►

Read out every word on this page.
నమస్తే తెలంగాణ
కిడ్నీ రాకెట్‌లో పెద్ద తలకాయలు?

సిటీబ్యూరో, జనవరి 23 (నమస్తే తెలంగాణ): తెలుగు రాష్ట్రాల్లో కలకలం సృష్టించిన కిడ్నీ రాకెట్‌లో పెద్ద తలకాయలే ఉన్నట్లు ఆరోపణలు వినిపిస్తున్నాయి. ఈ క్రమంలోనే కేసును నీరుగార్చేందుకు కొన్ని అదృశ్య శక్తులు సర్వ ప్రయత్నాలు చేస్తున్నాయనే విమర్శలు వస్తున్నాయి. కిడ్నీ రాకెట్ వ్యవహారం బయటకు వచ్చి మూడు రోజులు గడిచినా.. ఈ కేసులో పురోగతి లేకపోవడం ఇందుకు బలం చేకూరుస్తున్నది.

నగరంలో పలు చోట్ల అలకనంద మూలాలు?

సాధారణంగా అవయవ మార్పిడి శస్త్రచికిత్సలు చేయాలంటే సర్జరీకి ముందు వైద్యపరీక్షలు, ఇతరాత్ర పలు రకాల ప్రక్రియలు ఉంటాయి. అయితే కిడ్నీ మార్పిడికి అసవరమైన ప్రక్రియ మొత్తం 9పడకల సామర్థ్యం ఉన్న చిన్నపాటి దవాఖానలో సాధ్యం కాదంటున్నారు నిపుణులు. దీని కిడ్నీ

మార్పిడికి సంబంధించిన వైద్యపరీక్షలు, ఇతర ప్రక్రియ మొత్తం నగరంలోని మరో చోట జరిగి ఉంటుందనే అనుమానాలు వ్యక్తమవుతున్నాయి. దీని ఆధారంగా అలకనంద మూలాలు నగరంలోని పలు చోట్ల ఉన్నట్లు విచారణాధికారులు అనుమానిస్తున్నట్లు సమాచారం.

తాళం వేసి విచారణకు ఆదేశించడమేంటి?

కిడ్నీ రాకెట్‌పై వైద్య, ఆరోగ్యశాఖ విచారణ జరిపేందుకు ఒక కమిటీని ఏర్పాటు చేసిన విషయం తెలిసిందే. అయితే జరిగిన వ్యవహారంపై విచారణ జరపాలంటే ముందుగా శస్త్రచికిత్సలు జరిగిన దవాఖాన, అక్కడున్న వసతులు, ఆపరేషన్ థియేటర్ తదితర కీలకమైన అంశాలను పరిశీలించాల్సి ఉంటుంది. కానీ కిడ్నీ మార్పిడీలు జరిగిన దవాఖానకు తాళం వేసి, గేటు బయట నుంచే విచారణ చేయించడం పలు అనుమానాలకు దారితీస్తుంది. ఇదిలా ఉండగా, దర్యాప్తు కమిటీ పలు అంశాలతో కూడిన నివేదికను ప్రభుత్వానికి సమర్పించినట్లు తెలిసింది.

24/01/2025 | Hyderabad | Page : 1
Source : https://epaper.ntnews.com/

◄

AIM
Answer only with how many lines in the records include "అలకన".

IN RESPONSE
2